==== Provided data ====

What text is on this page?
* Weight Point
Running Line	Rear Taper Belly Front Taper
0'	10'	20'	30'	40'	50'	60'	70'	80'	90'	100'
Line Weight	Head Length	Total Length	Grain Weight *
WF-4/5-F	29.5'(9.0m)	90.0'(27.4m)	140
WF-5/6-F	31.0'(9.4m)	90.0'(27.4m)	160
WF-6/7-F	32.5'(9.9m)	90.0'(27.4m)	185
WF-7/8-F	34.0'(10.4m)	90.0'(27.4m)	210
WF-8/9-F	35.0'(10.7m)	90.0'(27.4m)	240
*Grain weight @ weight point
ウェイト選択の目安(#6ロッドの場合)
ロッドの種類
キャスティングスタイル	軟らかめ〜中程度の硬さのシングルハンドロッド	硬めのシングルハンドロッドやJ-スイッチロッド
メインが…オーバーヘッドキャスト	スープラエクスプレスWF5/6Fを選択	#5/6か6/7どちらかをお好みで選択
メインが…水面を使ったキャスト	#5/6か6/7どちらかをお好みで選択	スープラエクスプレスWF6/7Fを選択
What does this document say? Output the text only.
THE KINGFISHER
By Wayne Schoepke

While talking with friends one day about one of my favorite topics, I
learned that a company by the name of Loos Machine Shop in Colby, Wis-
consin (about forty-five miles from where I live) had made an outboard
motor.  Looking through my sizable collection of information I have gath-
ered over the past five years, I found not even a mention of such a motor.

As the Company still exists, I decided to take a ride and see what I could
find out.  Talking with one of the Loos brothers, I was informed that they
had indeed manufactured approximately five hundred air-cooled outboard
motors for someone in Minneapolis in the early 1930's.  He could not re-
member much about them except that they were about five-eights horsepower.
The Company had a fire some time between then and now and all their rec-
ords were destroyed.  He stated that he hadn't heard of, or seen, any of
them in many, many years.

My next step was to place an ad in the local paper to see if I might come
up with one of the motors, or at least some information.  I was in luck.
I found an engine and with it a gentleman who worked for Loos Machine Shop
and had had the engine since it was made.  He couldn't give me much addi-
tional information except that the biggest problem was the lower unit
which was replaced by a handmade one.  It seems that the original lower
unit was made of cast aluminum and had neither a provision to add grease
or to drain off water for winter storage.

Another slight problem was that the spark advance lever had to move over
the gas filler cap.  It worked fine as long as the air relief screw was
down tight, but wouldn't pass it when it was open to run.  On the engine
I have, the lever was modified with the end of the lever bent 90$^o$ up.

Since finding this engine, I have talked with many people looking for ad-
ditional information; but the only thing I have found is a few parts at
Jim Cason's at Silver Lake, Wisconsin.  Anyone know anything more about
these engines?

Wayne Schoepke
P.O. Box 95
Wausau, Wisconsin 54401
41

====

# Stated goal
Return each line of the records above exactly as it reads.

# Expected output
What text is on this page?
* Weight Point
Running Line	Rear Taper Belly Front Taper
0'	10'	20'	30'	40'	50'	60'	70'	80'	90'	100'
Line Weight	Head Length	Total Length	Grain Weight *
WF-4/5-F	29.5'(9.0m)	90.0'(27.4m)	140
WF-5/6-F	31.0'(9.4m)	90.0'(27.4m)	160
WF-6/7-F	32.5'(9.9m)	90.0'(27.4m)	185
WF-7/8-F	34.0'(10.4m)	90.0'(27.4m)	210
WF-8/9-F	35.0'(10.7m)	90.0'(27.4m)	240
*Grain weight @ weight point
ウェイト選択の目安(#6ロッドの場合)
ロッドの種類
キャスティングスタイル	軟らかめ〜中程度の硬さのシングルハンドロッド	硬めのシングルハンドロッドやJ-スイッチロッド
メインが…オーバーヘッドキャスト	スープラエクスプレスWF5/6Fを選択	#5/6か6/7どちらかをお好みで選択
メインが…水面を使ったキャスト	#5/6か6/7どちらかをお好みで選択	スープラエクスプレスWF6/7Fを選択
What does this document say? Output the text only.
THE KINGFISHER
By Wayne Schoepke

While talking with friends one day about one of my favorite topics, I
learned that a company by the name of Loos Machine Shop in Colby, Wis-
consin (about forty-five miles from where I live) had made an outboard
motor.  Looking through my sizable collection of information I have gath-
ered over the past five years, I found not even a mention of such a motor.

As the Company still exists, I decided to take a ride and see what I could
find out.  Talking with one of the Loos brothers, I was informed that they
had indeed manufactured approximately five hundred air-cooled outboard
motors for someone in Minneapolis in the early 1930's.  He could not re-
member much about them except that they were about five-eights horsepower.
The Company had a fire some time between then and now and all their rec-
ords were destroyed.  He stated that he hadn't heard of, or seen, any of
them in many, many years.

My next step was to place an ad in the local paper to see if I might come
up with one of the motors, or at least some information.  I was in luck.
I found an engine and with it a gentleman who worked for Loos Machine Shop
and had had the engine since it was made.  He couldn't give me much addi-
tional information except that the biggest problem was the lower unit
which was replaced by a handmade one.  It seems that the original lower
unit was made of cast aluminum and had neither a provision to add grease
or to drain off water for winter storage.

Another slight problem was that the spark advance lever had to move over
the gas filler cap.  It worked fine as long as the air relief screw was
down tight, but wouldn't pass it when it was open to run.  On the engine
I have, the lever was modified with the end of the lever bent 90$^o$ up.

Since finding this engine, I have talked with many people looking for ad-
ditional information; but the only thing I have found is a few parts at
Jim Cason's at Silver Lake, Wisconsin.  Anyone know anything more about
these engines?

Wayne Schoepke
P.O. Box 95
Wausau, Wisconsin 54401
41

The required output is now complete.